**Work to complete**
All the data should be repeated exactly. Any image in it is left out.
***
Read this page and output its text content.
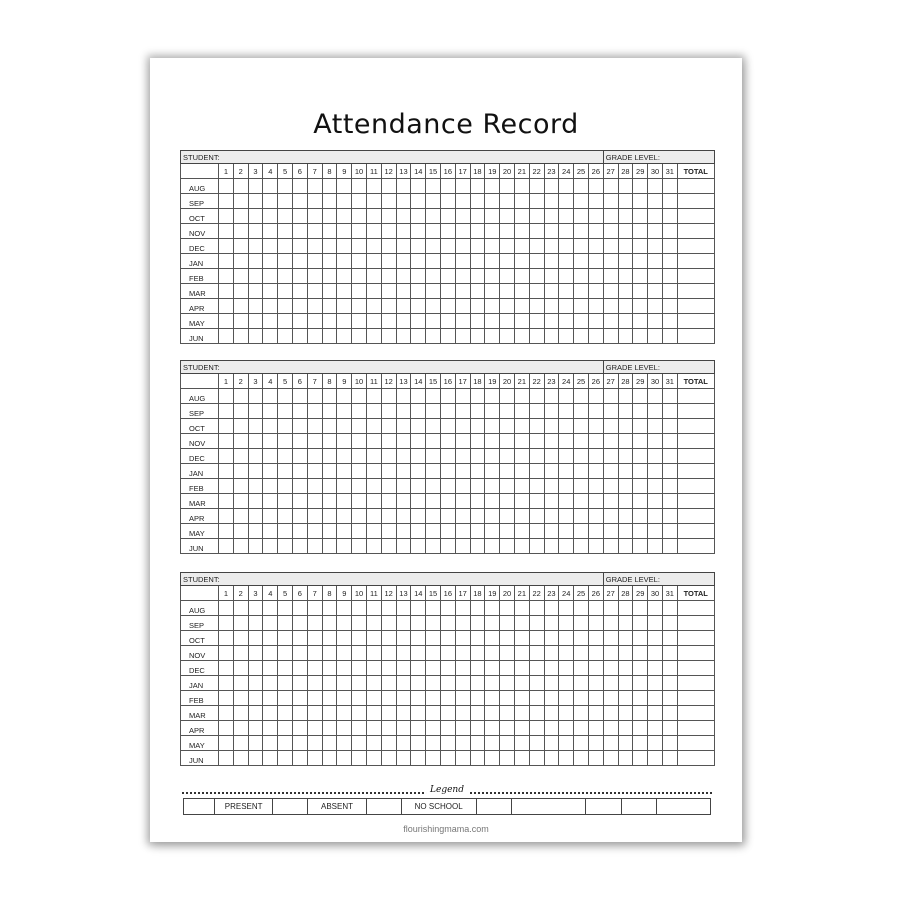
Attendance Record
STUDENT:																											GRADE LEVEL:					
	1	2	3	4	5	6	7	8	9	10	11	12	13	14	15	16	17	18	19	20	21	22	23	24	25	26	27	28	29	30	31	TOTAL
AUG																																
SEP																																
OCT																																
NOV																																
DEC																																
JAN																																
FEB																																
MAR																																
APR																																
MAY																																
JUN																																
STUDENT:																											GRADE LEVEL:					
	1	2	3	4	5	6	7	8	9	10	11	12	13	14	15	16	17	18	19	20	21	22	23	24	25	26	27	28	29	30	31	TOTAL
AUG																																
SEP																																
OCT																																
NOV																																
DEC																																
JAN																																
FEB																																
MAR																																
APR																																
MAY																																
JUN																																
STUDENT:																											GRADE LEVEL:					
	1	2	3	4	5	6	7	8	9	10	11	12	13	14	15	16	17	18	19	20	21	22	23	24	25	26	27	28	29	30	31	TOTAL
AUG																																
SEP																																
OCT																																
NOV																																
DEC																																
JAN																																
FEB																																
MAR																																
APR																																
MAY																																
JUN																																
Legend
	PRESENT		ABSENT		NO SCHOOL					
flourishingmama.com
***
**Complete output**
Read this page and output its text content.
Attendance Record
STUDENT:																											GRADE LEVEL:					
	1	2	3	4	5	6	7	8	9	10	11	12	13	14	15	16	17	18	19	20	21	22	23	24	25	26	27	28	29	30	31	TOTAL
AUG																																
SEP																																
OCT																																
NOV																																
DEC																																
JAN																																
FEB																																
MAR																																
APR																																
MAY																																
JUN																																
STUDENT:																											GRADE LEVEL:					
	1	2	3	4	5	6	7	8	9	10	11	12	13	14	15	16	17	18	19	20	21	22	23	24	25	26	27	28	29	30	31	TOTAL
AUG																																
SEP																																
OCT																																
NOV																																
DEC																																
JAN																																
FEB																																
MAR																																
APR																																
MAY																																
JUN																																
STUDENT:																											GRADE LEVEL:					
	1	2	3	4	5	6	7	8	9	10	11	12	13	14	15	16	17	18	19	20	21	22	23	24	25	26	27	28	29	30	31	TOTAL
AUG																																
SEP																																
OCT																																
NOV																																
DEC																																
JAN																																
FEB																																
MAR																																
APR																																
MAY																																
JUN																																
Legend
	PRESENT		ABSENT		NO SCHOOL					
flourishingmama.com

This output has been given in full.